--- START Material for this task ---
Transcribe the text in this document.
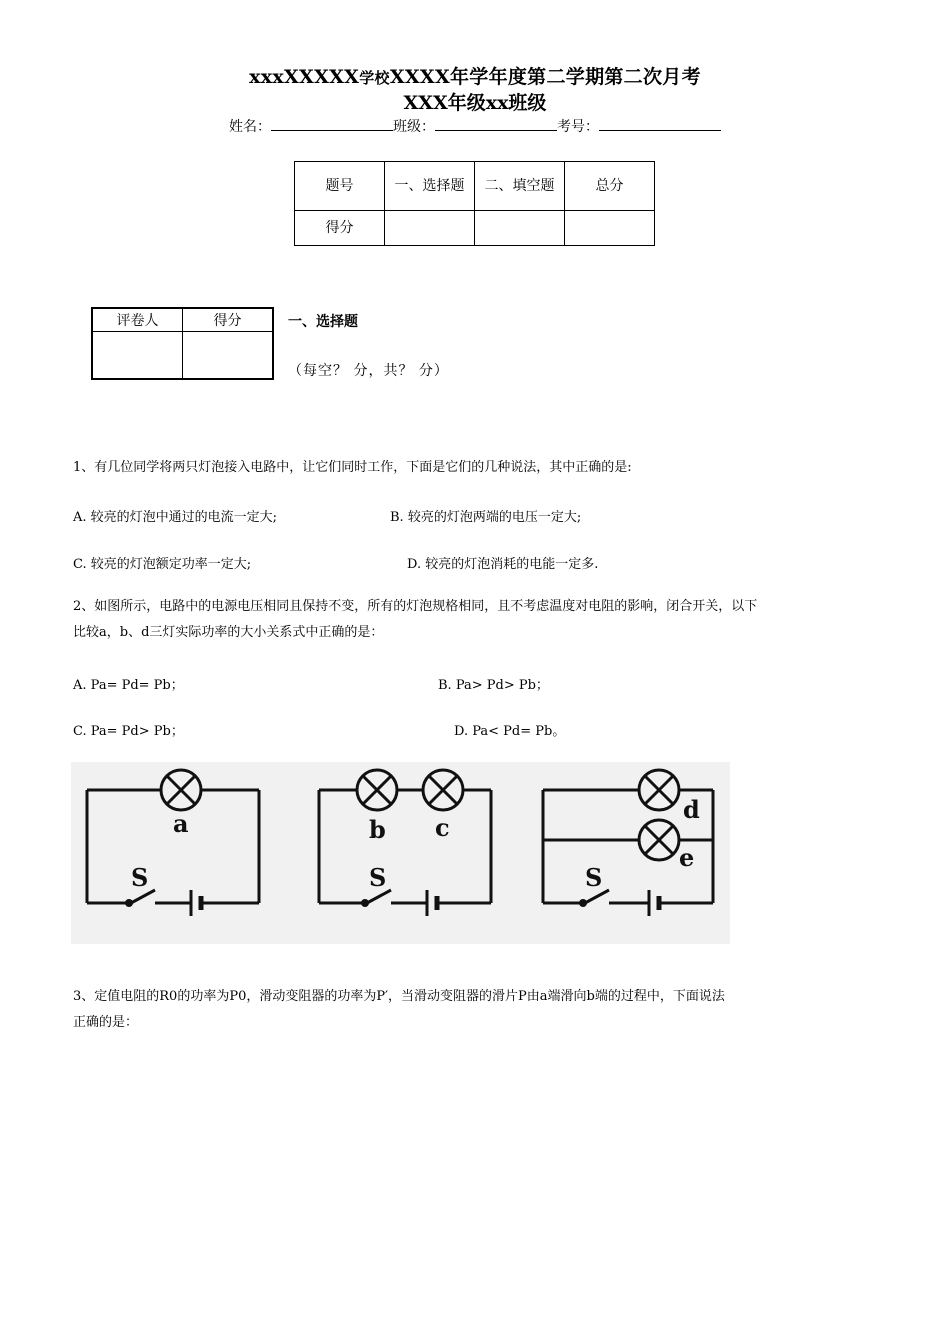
xxxXXXXX学校XXXX年学年度第二学期第二次月考
XXX年级xx班级
姓名：	班级：	考号：
题号	一、选择题	二、填空题	总分
得分			
评卷人	得分
		一、选择题
（每空？ 分，共？ 分）
1、有几位同学将两只灯泡接入电路中，让它们同时工作，下面是它们的几种说法，其中正确的是:
A. 较亮的灯泡中通过的电流一定大;	B. 较亮的灯泡两端的电压一定大;
C. 较亮的灯泡额定功率一定大;	D. 较亮的灯泡消耗的电能一定多.
2、如图所示，电路中的电源电压相同且保持不变，所有的灯泡规格相同，且不考虑温度对电阻的影响，闭合开关，以下
比较a，b、d三灯实际功率的大小关系式中正确的是：
A. Pa= Pd= Pb；	B. Pa> Pd> Pb；
C. Pa= Pd> Pb；	D. Pa< Pd= Pb。
a
S
b c
S
d
e
S
3、定值电阻的R0的功率为P0，滑动变阻器的功率为P′，当滑动变阻器的滑片P由a端滑向b端的过程中，下面说法
正确的是：
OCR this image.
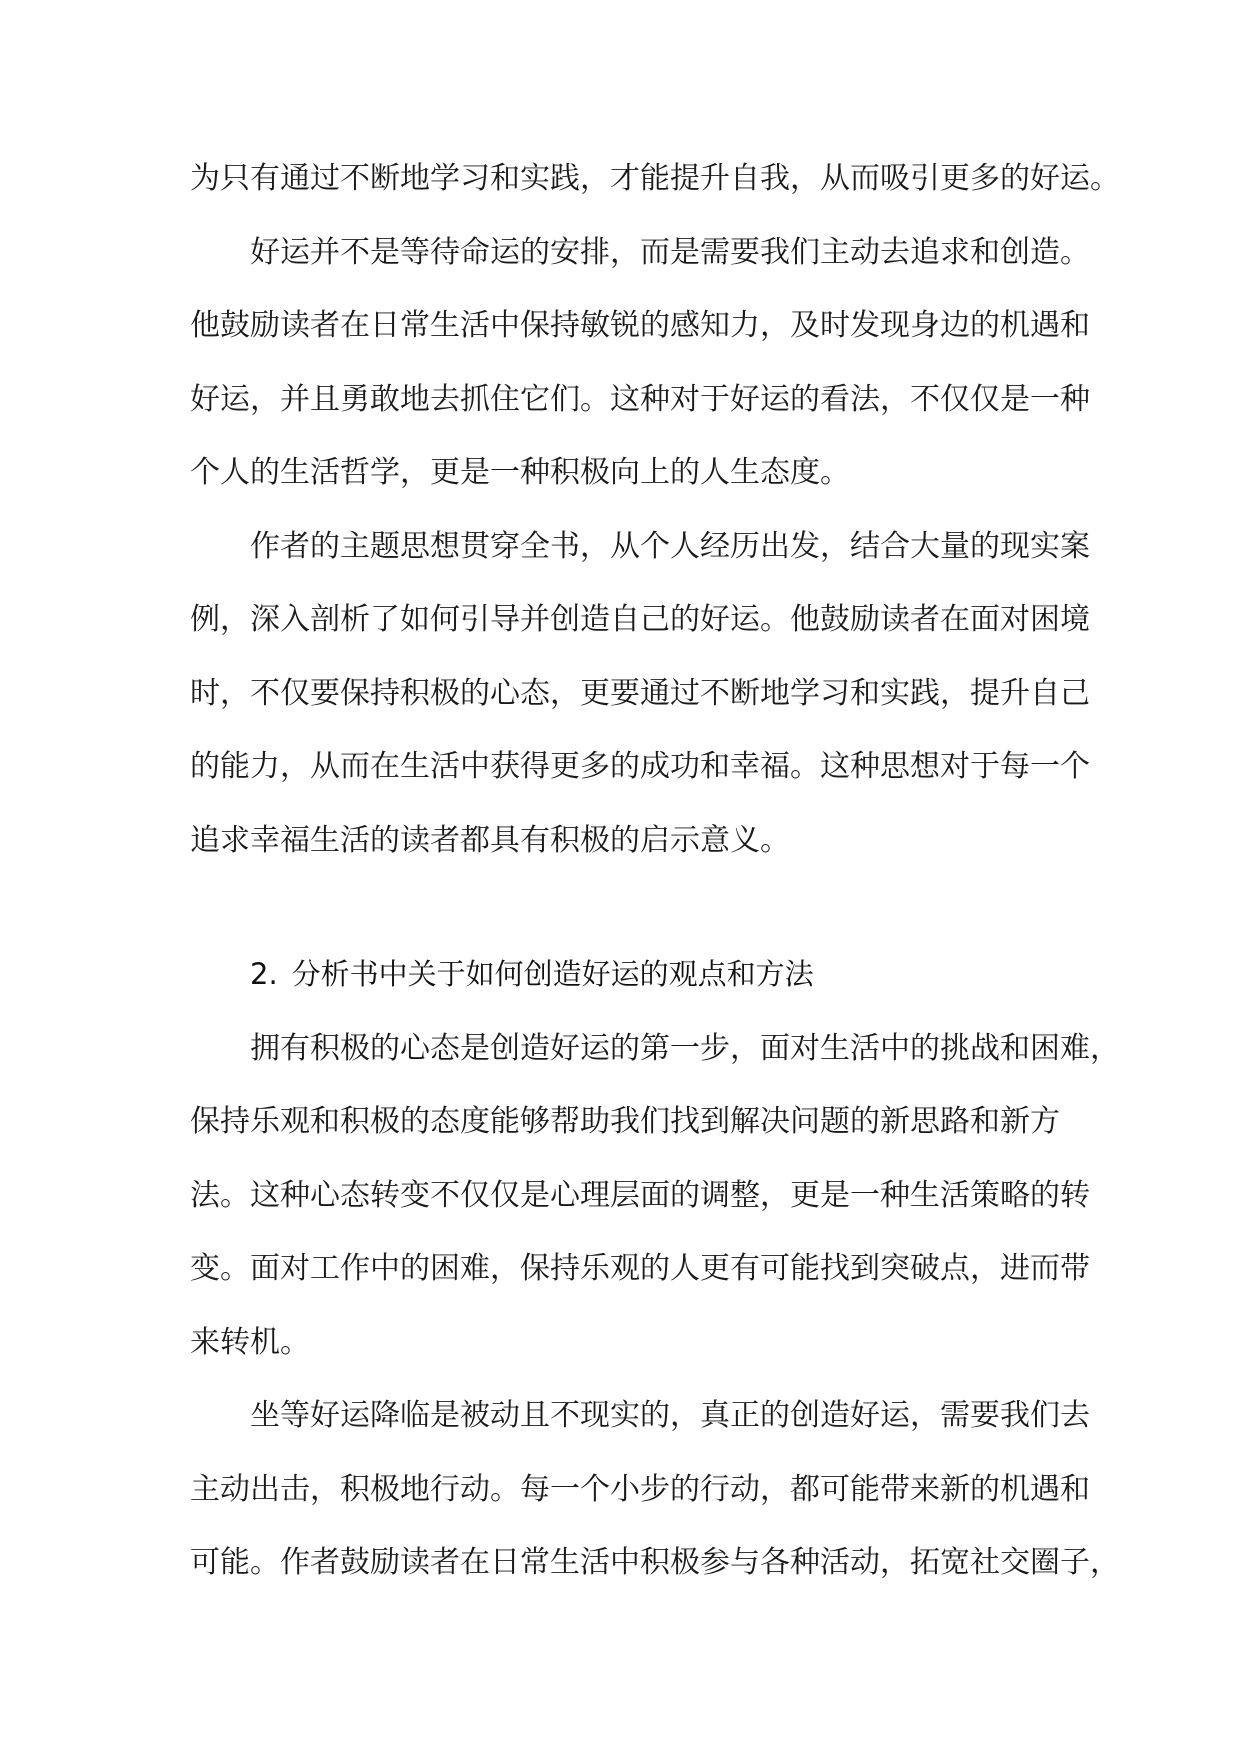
为只有通过不断地学习和实践，才能提升自我，从而吸引更多的好运。
好运并不是等待命运的安排，而是需要我们主动去追求和创造。
他鼓励读者在日常生活中保持敏锐的感知力，及时发现身边的机遇和
好运，并且勇敢地去抓住它们。这种对于好运的看法，不仅仅是一种
个人的生活哲学，更是一种积极向上的人生态度。
作者的主题思想贯穿全书，从个人经历出发，结合大量的现实案
例，深入剖析了如何引导并创造自己的好运。他鼓励读者在面对困境
时，不仅要保持积极的心态，更要通过不断地学习和实践，提升自己
的能力，从而在生活中获得更多的成功和幸福。这种思想对于每一个
追求幸福生活的读者都具有积极的启示意义。
2. 分析书中关于如何创造好运的观点和方法
拥有积极的心态是创造好运的第一步，面对生活中的挑战和困难，
保持乐观和积极的态度能够帮助我们找到解决问题的新思路和新方
法。这种心态转变不仅仅是心理层面的调整，更是一种生活策略的转
变。面对工作中的困难，保持乐观的人更有可能找到突破点，进而带
来转机。
坐等好运降临是被动且不现实的，真正的创造好运，需要我们去
主动出击，积极地行动。每一个小步的行动，都可能带来新的机遇和
可能。作者鼓励读者在日常生活中积极参与各种活动，拓宽社交圈子，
--- END Material for this task ---
Your objective |
Give an exact copy of the material, leaving out every picture.

Exercise response |
Transcribe the text in this document.
xxxXXXXX学校XXXX年学年度第二学期第二次月考
XXX年级xx班级
姓名：	班级：	考号：
题号	一、选择题	二、填空题	总分
得分			
评卷人	得分
		一、选择题
（每空？ 分，共？ 分）
1、有几位同学将两只灯泡接入电路中，让它们同时工作，下面是它们的几种说法，其中正确的是:
A. 较亮的灯泡中通过的电流一定大;	B. 较亮的灯泡两端的电压一定大;
C. 较亮的灯泡额定功率一定大;	D. 较亮的灯泡消耗的电能一定多.
2、如图所示，电路中的电源电压相同且保持不变，所有的灯泡规格相同，且不考虑温度对电阻的影响，闭合开关，以下
比较a，b、d三灯实际功率的大小关系式中正确的是：
A. Pa= Pd= Pb；	B. Pa> Pd> Pb；
C. Pa= Pd> Pb；	D. Pa< Pd= Pb。
a
S
b c
S
d
e
S
3、定值电阻的R0的功率为P0，滑动变阻器的功率为P′，当滑动变阻器的滑片P由a端滑向b端的过程中，下面说法
正确的是：
OCR this image.
为只有通过不断地学习和实践，才能提升自我，从而吸引更多的好运。
好运并不是等待命运的安排，而是需要我们主动去追求和创造。
他鼓励读者在日常生活中保持敏锐的感知力，及时发现身边的机遇和
好运，并且勇敢地去抓住它们。这种对于好运的看法，不仅仅是一种
个人的生活哲学，更是一种积极向上的人生态度。
作者的主题思想贯穿全书，从个人经历出发，结合大量的现实案
例，深入剖析了如何引导并创造自己的好运。他鼓励读者在面对困境
时，不仅要保持积极的心态，更要通过不断地学习和实践，提升自己
的能力，从而在生活中获得更多的成功和幸福。这种思想对于每一个
追求幸福生活的读者都具有积极的启示意义。
2. 分析书中关于如何创造好运的观点和方法
拥有积极的心态是创造好运的第一步，面对生活中的挑战和困难，
保持乐观和积极的态度能够帮助我们找到解决问题的新思路和新方
法。这种心态转变不仅仅是心理层面的调整，更是一种生活策略的转
变。面对工作中的困难，保持乐观的人更有可能找到突破点，进而带
来转机。
坐等好运降临是被动且不现实的，真正的创造好运，需要我们去
主动出击，积极地行动。每一个小步的行动，都可能带来新的机遇和
可能。作者鼓励读者在日常生活中积极参与各种活动，拓宽社交圈子，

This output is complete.